Dataset listings of figures:
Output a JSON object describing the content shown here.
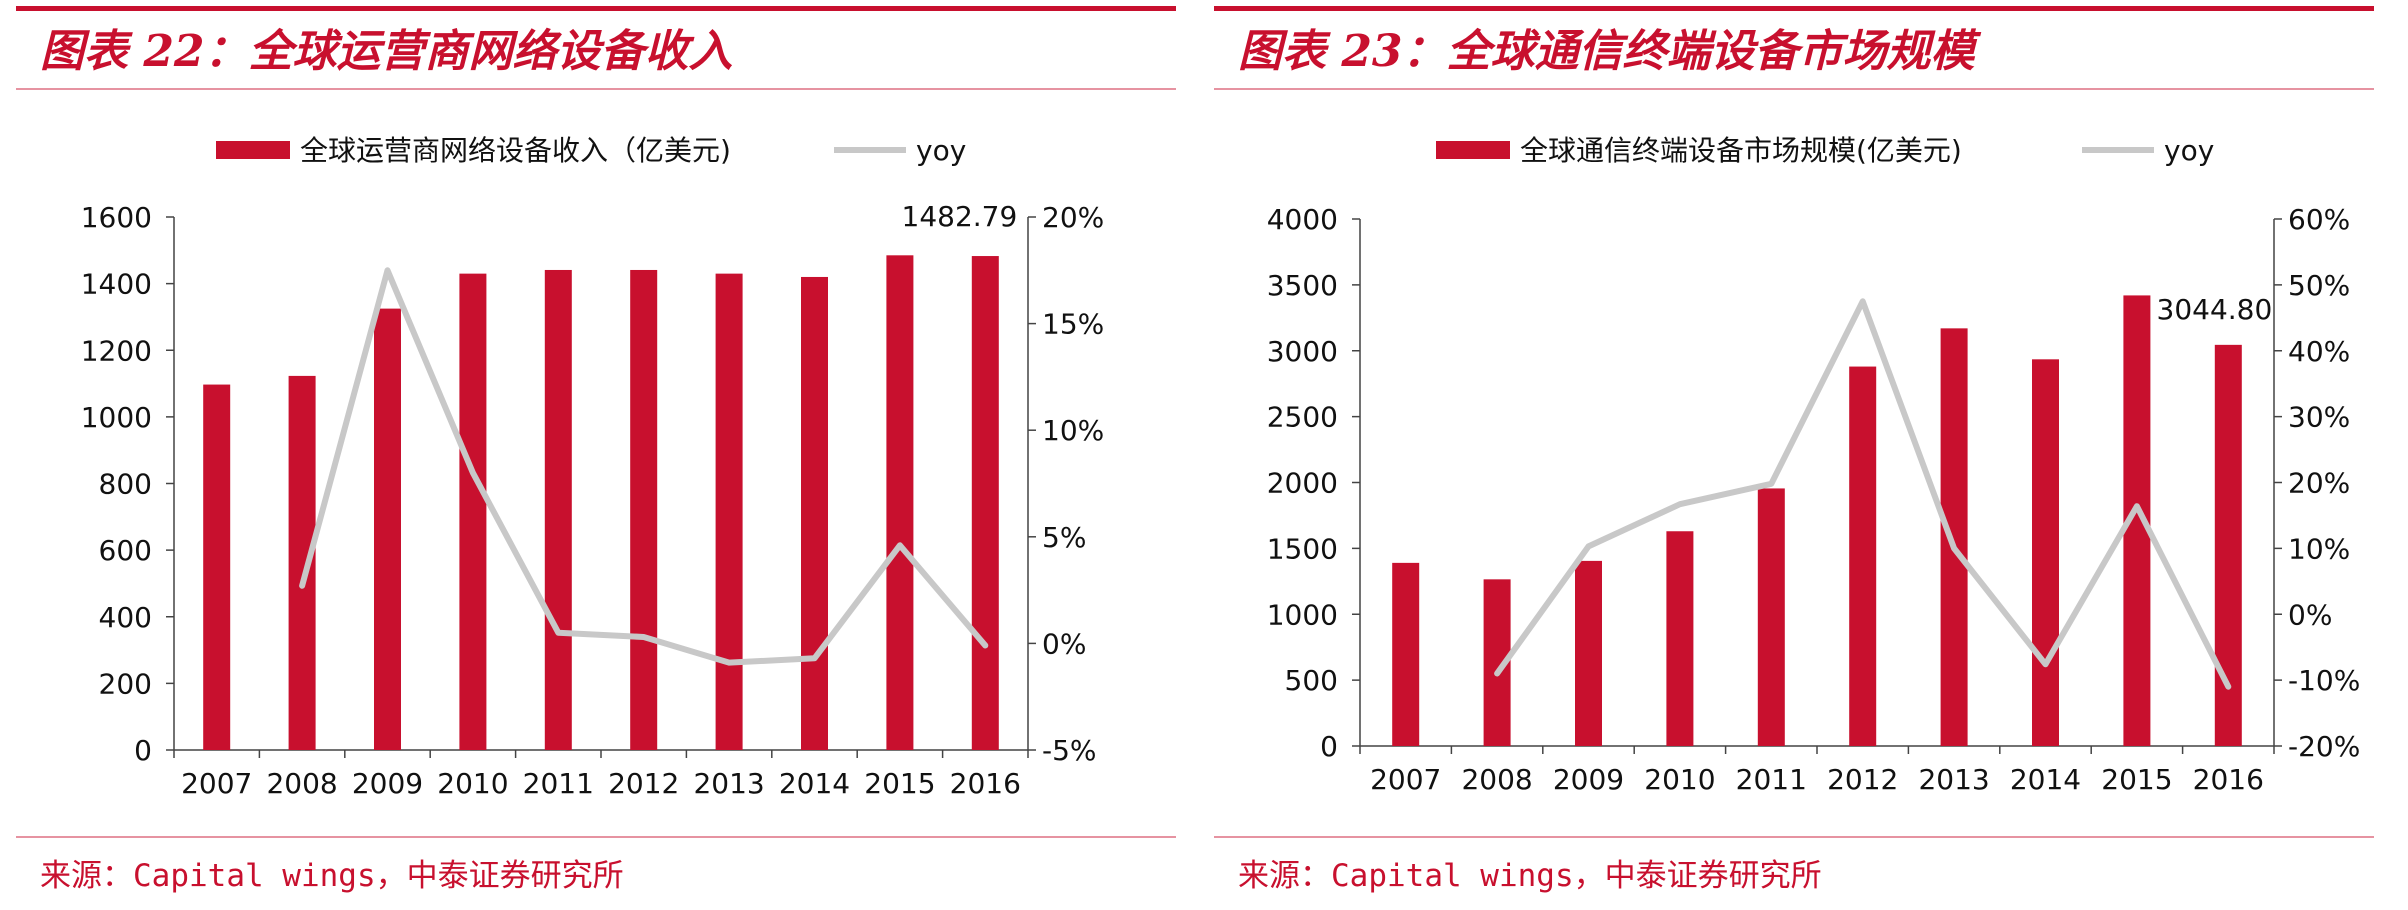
{
  "colors": {
    "accent": "#c8102e",
    "bar": "#c8102e",
    "line": "#c8c8c8"
  },
  "charts": [
    {
      "title": "图表 22：全球运营商网络设备收入",
      "source": "来源：Capital wings，中泰证券研究所"
    },
    {
      "title": "图表 23：全球通信终端设备市场规模",
      "source": "来源：Capital wings，中泰证券研究所"
    }
  ],
  "chart_data": [
    {
      "type": "bar",
      "categories": [
        "2007",
        "2008",
        "2009",
        "2010",
        "2011",
        "2012",
        "2013",
        "2014",
        "2015",
        "2016"
      ],
      "series": [
        {
          "name": "全球运营商网络设备收入（亿美元)",
          "kind": "bar",
          "axis": "left",
          "values": [
            1097,
            1123,
            1325,
            1430,
            1441,
            1441,
            1430,
            1420,
            1485,
            1482.79
          ]
        },
        {
          "name": "yoy",
          "kind": "line",
          "axis": "right",
          "values": [
            null,
            2.7,
            17.5,
            8.0,
            0.5,
            0.3,
            -0.9,
            -0.7,
            4.6,
            -0.1
          ]
        }
      ],
      "ylim": [
        0,
        1600
      ],
      "yticks": [
        "0",
        "200",
        "400",
        "600",
        "800",
        "1000",
        "1200",
        "1400",
        "1600"
      ],
      "y2lim": [
        -5,
        20
      ],
      "y2ticks": [
        "-5%",
        "0%",
        "5%",
        "10%",
        "15%",
        "20%"
      ],
      "annotations": [
        {
          "category": "2016",
          "text": "1482.79"
        }
      ],
      "legend": "top-center",
      "grid": false
    },
    {
      "type": "bar",
      "categories": [
        "2007",
        "2008",
        "2009",
        "2010",
        "2011",
        "2012",
        "2013",
        "2014",
        "2015",
        "2016"
      ],
      "series": [
        {
          "name": "全球通信终端设备市场规模(亿美元)",
          "kind": "bar",
          "axis": "left",
          "values": [
            1390,
            1265,
            1405,
            1630,
            1955,
            2880,
            3170,
            2935,
            3420,
            3044.8
          ]
        },
        {
          "name": "yoy",
          "kind": "line",
          "axis": "right",
          "values": [
            null,
            -9.0,
            10.3,
            16.7,
            19.8,
            47.5,
            10.0,
            -7.6,
            16.4,
            -11.0
          ]
        }
      ],
      "ylim": [
        0,
        4000
      ],
      "yticks": [
        "0",
        "500",
        "1000",
        "1500",
        "2000",
        "2500",
        "3000",
        "3500",
        "4000"
      ],
      "y2lim": [
        -20,
        60
      ],
      "y2ticks": [
        "-20%",
        "-10%",
        "0%",
        "10%",
        "20%",
        "30%",
        "40%",
        "50%",
        "60%"
      ],
      "annotations": [
        {
          "category": "2016",
          "text": "3044.80"
        }
      ],
      "legend": "top-center",
      "grid": false
    }
  ]
}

● **BRIEF**
Quote everything in the listing above exactly; pictures are the only thing to omit.

● **PROBLEM SOLUTION**
Output a JSON object describing the content shown here.
{
  "colors": {
    "accent": "#c8102e",
    "bar": "#c8102e",
    "line": "#c8c8c8"
  },
  "charts": [
    {
      "title": "图表 22：全球运营商网络设备收入",
      "source": "来源：Capital wings，中泰证券研究所"
    },
    {
      "title": "图表 23：全球通信终端设备市场规模",
      "source": "来源：Capital wings，中泰证券研究所"
    }
  ],
  "chart_data": [
    {
      "type": "bar",
      "categories": [
        "2007",
        "2008",
        "2009",
        "2010",
        "2011",
        "2012",
        "2013",
        "2014",
        "2015",
        "2016"
      ],
      "series": [
        {
          "name": "全球运营商网络设备收入（亿美元)",
          "kind": "bar",
          "axis": "left",
          "values": [
            1097,
            1123,
            1325,
            1430,
            1441,
            1441,
            1430,
            1420,
            1485,
            1482.79
          ]
        },
        {
          "name": "yoy",
          "kind": "line",
          "axis": "right",
          "values": [
            null,
            2.7,
            17.5,
            8.0,
            0.5,
            0.3,
            -0.9,
            -0.7,
            4.6,
            -0.1
          ]
        }
      ],
      "ylim": [
        0,
        1600
      ],
      "yticks": [
        "0",
        "200",
        "400",
        "600",
        "800",
        "1000",
        "1200",
        "1400",
        "1600"
      ],
      "y2lim": [
        -5,
        20
      ],
      "y2ticks": [
        "-5%",
        "0%",
        "5%",
        "10%",
        "15%",
        "20%"
      ],
      "annotations": [
        {
          "category": "2016",
          "text": "1482.79"
        }
      ],
      "legend": "top-center",
      "grid": false
    },
    {
      "type": "bar",
      "categories": [
        "2007",
        "2008",
        "2009",
        "2010",
        "2011",
        "2012",
        "2013",
        "2014",
        "2015",
        "2016"
      ],
      "series": [
        {
          "name": "全球通信终端设备市场规模(亿美元)",
          "kind": "bar",
          "axis": "left",
          "values": [
            1390,
            1265,
            1405,
            1630,
            1955,
            2880,
            3170,
            2935,
            3420,
            3044.8
          ]
        },
        {
          "name": "yoy",
          "kind": "line",
          "axis": "right",
          "values": [
            null,
            -9.0,
            10.3,
            16.7,
            19.8,
            47.5,
            10.0,
            -7.6,
            16.4,
            -11.0
          ]
        }
      ],
      "ylim": [
        0,
        4000
      ],
      "yticks": [
        "0",
        "500",
        "1000",
        "1500",
        "2000",
        "2500",
        "3000",
        "3500",
        "4000"
      ],
      "y2lim": [
        -20,
        60
      ],
      "y2ticks": [
        "-20%",
        "-10%",
        "0%",
        "10%",
        "20%",
        "30%",
        "40%",
        "50%",
        "60%"
      ],
      "annotations": [
        {
          "category": "2016",
          "text": "3044.80"
        }
      ],
      "legend": "top-center",
      "grid": false
    }
  ]
}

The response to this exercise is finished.